Scan the records and identify every line in which the string "Adheridas" occurs, then return those lines.

### DATA EXCERPTS

+++

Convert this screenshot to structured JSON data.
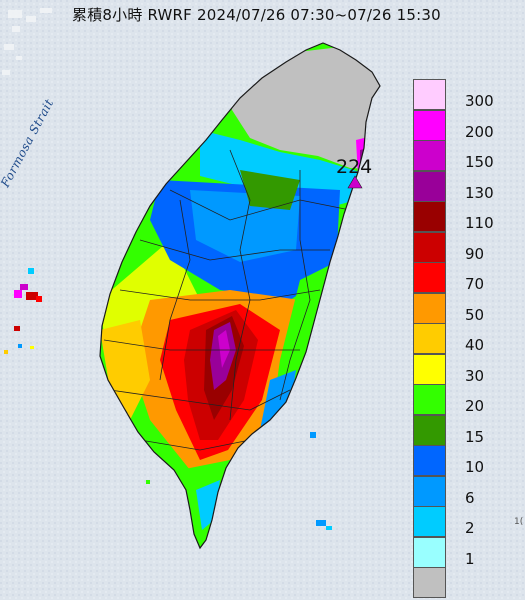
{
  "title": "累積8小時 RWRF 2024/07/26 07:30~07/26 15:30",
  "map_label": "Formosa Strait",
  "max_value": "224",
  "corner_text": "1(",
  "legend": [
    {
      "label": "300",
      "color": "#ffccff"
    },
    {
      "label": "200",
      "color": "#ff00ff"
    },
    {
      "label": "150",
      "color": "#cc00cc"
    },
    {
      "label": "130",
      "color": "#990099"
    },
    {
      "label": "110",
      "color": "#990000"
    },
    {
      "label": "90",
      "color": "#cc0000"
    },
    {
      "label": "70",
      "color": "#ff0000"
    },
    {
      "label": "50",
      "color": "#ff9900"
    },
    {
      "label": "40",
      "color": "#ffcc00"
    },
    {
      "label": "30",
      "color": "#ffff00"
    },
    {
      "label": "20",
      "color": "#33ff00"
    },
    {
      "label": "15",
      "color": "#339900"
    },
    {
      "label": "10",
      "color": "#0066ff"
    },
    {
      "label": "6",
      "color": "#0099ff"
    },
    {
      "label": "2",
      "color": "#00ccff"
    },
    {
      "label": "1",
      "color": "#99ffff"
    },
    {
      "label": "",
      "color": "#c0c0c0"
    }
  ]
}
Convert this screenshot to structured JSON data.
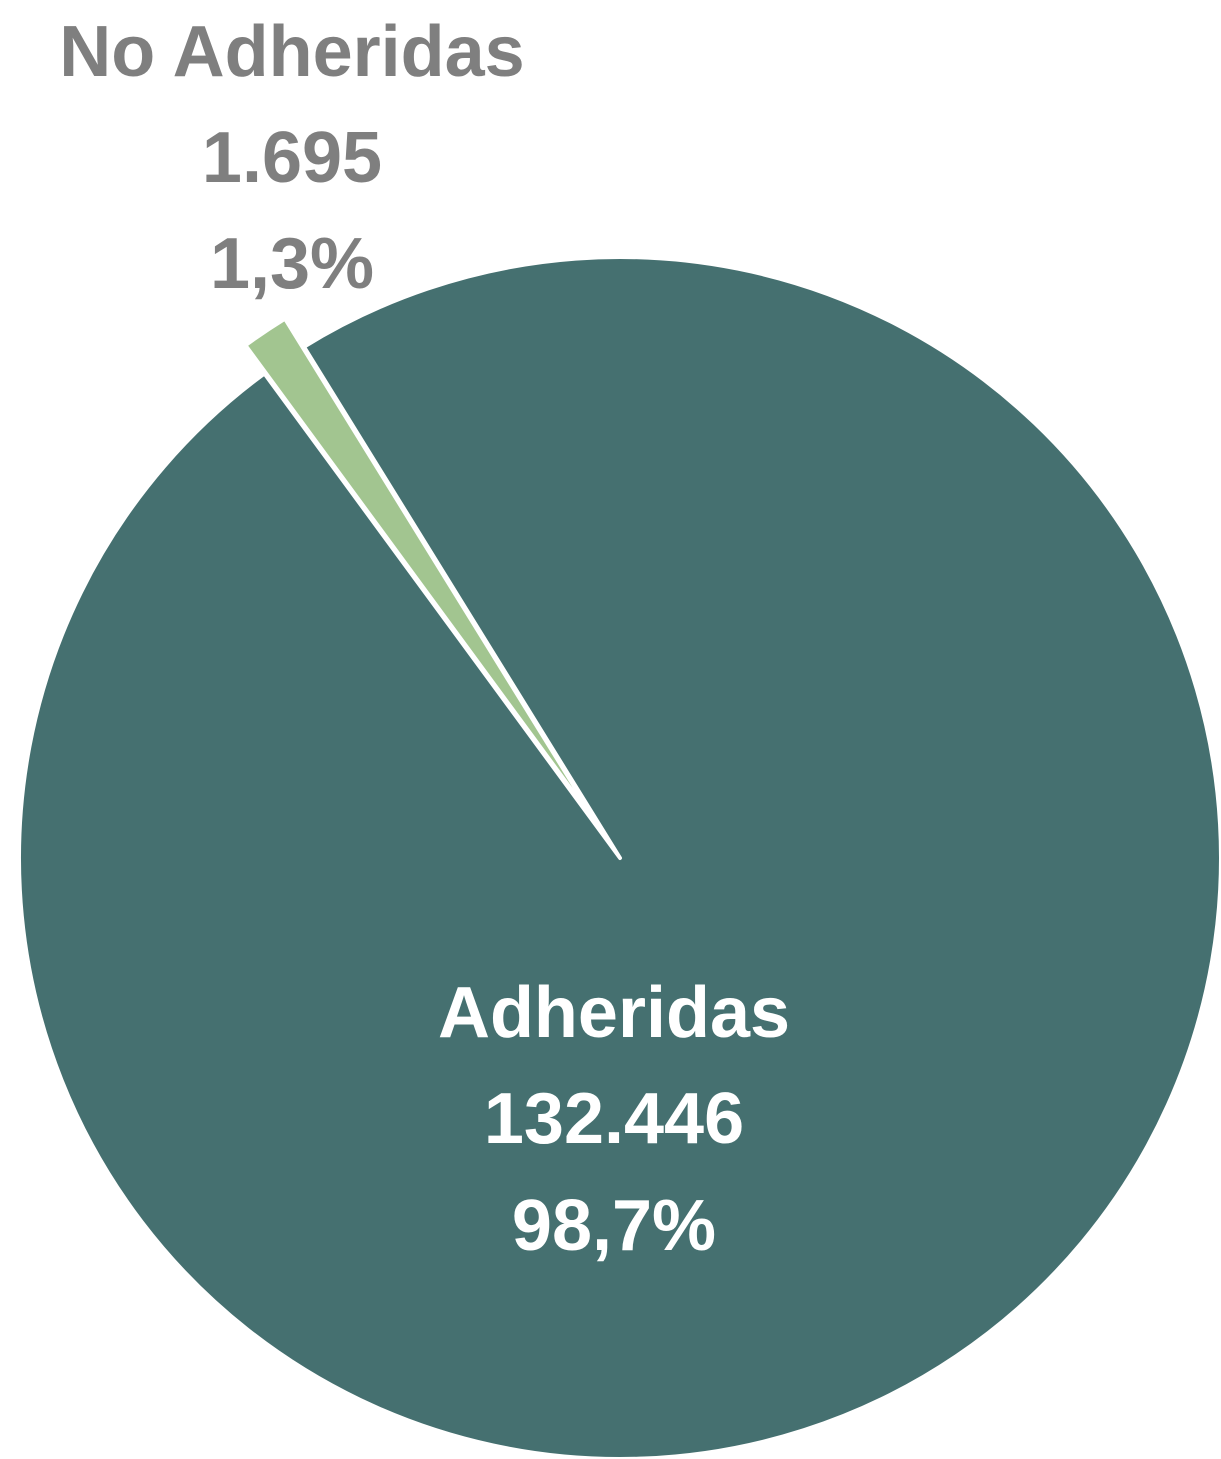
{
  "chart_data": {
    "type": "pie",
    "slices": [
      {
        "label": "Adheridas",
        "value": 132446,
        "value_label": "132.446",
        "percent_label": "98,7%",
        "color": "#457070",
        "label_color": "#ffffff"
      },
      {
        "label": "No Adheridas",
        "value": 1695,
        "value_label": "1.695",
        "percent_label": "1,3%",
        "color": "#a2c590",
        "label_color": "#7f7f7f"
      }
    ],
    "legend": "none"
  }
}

+++

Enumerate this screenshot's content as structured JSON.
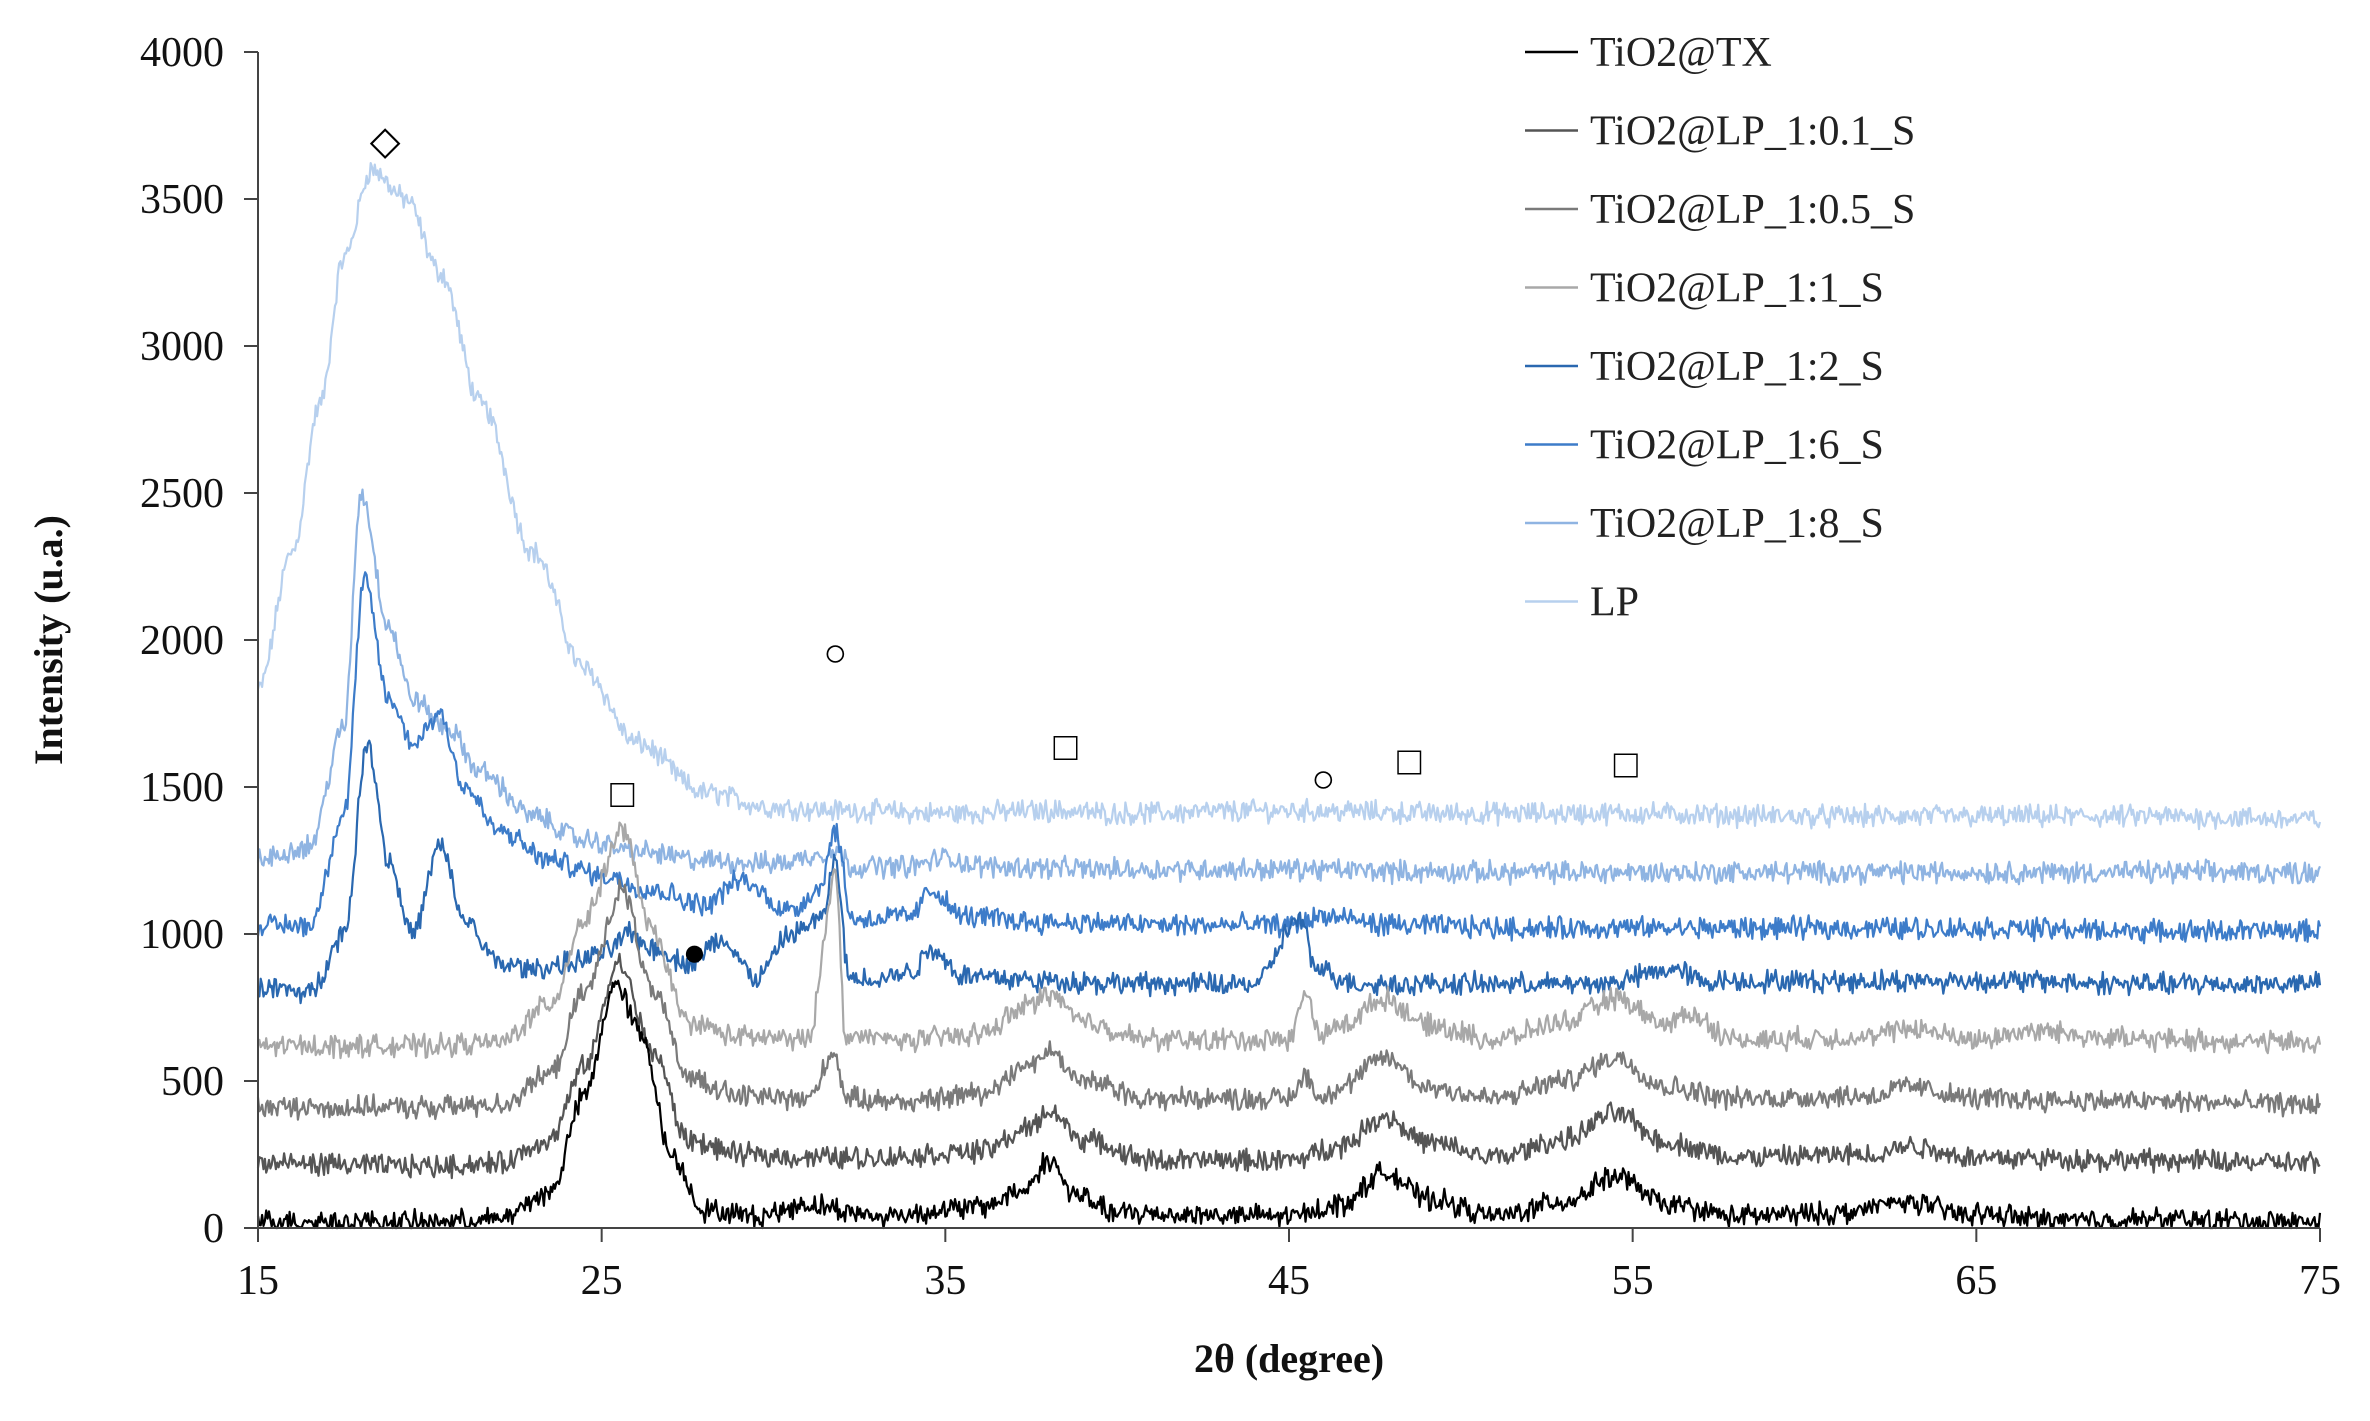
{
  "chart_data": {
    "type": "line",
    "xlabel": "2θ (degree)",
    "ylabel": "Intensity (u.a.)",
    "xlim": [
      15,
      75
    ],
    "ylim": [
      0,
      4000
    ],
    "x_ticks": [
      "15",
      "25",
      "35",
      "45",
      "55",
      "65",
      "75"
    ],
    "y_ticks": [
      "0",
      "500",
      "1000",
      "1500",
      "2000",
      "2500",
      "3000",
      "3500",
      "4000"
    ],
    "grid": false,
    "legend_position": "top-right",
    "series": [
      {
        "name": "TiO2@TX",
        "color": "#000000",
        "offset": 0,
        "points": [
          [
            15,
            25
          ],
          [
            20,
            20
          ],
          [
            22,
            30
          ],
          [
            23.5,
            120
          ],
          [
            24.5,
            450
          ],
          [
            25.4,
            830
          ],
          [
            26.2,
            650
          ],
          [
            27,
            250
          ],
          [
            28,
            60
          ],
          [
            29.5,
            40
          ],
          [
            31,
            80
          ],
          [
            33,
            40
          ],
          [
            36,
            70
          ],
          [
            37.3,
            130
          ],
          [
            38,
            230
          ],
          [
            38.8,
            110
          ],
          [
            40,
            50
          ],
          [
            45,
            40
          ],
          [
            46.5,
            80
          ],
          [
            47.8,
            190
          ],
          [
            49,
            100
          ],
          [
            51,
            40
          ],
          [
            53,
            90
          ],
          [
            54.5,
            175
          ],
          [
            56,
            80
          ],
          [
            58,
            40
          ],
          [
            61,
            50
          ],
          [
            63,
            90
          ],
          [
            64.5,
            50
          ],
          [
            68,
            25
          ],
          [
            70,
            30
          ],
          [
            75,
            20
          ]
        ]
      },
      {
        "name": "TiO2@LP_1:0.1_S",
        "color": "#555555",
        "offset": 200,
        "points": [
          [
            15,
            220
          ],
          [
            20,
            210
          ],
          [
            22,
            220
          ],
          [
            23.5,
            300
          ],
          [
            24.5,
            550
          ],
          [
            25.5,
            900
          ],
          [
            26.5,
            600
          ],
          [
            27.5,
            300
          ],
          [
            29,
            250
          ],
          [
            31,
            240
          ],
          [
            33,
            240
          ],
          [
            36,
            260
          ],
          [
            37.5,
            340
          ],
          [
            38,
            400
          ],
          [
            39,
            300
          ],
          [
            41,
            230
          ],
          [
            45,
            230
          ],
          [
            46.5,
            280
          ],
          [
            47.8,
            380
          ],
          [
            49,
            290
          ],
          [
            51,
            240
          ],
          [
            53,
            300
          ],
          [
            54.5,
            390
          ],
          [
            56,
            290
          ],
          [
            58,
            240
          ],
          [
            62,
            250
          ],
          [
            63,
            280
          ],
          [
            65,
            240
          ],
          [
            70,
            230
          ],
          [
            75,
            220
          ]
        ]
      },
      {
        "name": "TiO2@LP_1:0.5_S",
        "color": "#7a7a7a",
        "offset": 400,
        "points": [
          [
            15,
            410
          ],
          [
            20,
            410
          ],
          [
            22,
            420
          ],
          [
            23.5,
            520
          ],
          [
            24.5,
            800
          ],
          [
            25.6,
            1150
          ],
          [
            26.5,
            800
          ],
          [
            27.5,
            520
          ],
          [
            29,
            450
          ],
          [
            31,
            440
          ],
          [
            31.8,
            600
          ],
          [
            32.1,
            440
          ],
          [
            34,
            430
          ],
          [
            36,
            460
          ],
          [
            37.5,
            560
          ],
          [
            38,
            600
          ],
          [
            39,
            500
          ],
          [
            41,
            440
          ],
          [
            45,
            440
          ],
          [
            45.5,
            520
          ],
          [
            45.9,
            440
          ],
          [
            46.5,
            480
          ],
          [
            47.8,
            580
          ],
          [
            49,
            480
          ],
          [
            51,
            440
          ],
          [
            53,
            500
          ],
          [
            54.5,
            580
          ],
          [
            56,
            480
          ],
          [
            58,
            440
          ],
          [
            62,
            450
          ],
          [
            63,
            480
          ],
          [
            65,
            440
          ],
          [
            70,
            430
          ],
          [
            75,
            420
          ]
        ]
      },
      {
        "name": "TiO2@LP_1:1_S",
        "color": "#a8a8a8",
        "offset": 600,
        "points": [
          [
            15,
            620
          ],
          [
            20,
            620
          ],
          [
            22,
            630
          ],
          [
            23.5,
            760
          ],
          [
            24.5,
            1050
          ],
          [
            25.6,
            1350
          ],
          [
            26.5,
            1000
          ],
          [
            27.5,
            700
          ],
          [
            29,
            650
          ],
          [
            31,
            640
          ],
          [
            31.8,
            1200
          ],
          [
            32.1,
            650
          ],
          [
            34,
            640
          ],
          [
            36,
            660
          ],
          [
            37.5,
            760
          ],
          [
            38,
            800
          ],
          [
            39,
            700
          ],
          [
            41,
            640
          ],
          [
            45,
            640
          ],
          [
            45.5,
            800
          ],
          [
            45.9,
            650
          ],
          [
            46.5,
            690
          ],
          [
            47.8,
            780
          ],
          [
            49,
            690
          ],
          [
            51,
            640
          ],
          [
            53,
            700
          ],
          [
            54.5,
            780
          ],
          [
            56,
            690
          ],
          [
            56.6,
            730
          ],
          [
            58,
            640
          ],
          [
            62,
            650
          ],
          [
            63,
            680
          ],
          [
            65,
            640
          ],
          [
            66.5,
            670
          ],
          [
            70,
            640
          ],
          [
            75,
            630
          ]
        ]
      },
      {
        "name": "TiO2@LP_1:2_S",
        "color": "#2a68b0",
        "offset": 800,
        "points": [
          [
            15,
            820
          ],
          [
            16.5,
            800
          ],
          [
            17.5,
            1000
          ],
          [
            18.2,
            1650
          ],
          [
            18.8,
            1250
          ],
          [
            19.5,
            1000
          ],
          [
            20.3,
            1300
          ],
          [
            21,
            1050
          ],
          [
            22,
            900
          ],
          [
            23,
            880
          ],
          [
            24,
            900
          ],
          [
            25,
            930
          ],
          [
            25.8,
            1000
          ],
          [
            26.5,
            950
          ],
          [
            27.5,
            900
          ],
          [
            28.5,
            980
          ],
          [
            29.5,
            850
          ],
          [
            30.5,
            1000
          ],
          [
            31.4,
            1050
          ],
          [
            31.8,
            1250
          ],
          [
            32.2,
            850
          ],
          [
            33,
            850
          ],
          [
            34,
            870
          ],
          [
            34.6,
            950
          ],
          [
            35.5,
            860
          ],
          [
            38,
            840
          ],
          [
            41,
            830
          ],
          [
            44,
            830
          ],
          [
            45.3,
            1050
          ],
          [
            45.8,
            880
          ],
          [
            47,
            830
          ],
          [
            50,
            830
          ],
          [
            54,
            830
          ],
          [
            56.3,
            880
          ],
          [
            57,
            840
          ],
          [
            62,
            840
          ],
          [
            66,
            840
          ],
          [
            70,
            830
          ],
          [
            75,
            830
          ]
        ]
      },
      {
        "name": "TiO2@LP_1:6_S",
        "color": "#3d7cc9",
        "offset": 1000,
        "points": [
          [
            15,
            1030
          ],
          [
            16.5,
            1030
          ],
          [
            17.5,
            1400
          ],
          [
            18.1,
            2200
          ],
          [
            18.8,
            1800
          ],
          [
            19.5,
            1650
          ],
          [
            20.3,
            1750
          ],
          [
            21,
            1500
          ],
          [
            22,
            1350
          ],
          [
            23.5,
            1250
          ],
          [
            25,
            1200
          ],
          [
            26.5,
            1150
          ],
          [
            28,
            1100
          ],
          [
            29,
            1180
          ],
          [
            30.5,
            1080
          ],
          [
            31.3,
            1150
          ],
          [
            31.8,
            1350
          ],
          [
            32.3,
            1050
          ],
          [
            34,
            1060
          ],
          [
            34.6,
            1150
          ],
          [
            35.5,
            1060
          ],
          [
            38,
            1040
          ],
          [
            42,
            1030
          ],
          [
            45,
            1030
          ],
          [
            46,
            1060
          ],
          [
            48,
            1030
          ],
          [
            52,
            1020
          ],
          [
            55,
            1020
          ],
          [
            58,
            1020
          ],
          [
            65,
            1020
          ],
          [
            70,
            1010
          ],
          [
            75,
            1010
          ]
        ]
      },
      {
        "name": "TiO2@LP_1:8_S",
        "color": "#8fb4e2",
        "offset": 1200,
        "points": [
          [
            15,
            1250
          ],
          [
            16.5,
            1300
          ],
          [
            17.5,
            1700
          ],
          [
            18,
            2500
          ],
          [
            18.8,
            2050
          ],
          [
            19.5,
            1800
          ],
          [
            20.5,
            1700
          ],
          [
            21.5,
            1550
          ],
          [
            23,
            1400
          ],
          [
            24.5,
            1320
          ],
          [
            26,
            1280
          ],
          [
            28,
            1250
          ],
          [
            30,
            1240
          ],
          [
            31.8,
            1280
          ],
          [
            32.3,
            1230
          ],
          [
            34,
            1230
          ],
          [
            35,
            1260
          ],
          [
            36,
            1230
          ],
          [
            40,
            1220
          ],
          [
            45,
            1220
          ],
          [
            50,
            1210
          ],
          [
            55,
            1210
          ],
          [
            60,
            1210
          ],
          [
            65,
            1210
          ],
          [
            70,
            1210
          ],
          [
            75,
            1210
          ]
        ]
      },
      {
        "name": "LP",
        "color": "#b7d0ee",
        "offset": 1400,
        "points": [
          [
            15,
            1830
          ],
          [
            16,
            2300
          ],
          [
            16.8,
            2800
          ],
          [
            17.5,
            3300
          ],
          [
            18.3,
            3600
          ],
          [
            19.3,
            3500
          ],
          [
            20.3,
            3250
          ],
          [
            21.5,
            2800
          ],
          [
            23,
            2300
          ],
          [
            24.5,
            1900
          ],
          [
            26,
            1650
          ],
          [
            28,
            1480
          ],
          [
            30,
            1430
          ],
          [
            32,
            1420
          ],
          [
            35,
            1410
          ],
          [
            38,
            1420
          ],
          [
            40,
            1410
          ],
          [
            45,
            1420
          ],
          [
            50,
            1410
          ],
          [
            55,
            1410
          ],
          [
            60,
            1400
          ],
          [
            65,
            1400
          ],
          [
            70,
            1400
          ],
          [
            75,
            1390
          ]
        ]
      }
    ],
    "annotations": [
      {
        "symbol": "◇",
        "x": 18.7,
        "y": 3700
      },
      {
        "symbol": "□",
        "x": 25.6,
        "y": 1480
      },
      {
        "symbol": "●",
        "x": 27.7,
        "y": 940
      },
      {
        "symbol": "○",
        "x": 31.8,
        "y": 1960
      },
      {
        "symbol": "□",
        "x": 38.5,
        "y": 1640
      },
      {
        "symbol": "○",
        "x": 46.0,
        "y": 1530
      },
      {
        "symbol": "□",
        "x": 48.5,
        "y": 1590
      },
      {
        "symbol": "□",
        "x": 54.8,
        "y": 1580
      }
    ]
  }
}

+++

### COMPLETED TASK
        "label": "Adheridas",
        "label": "No Adheridas",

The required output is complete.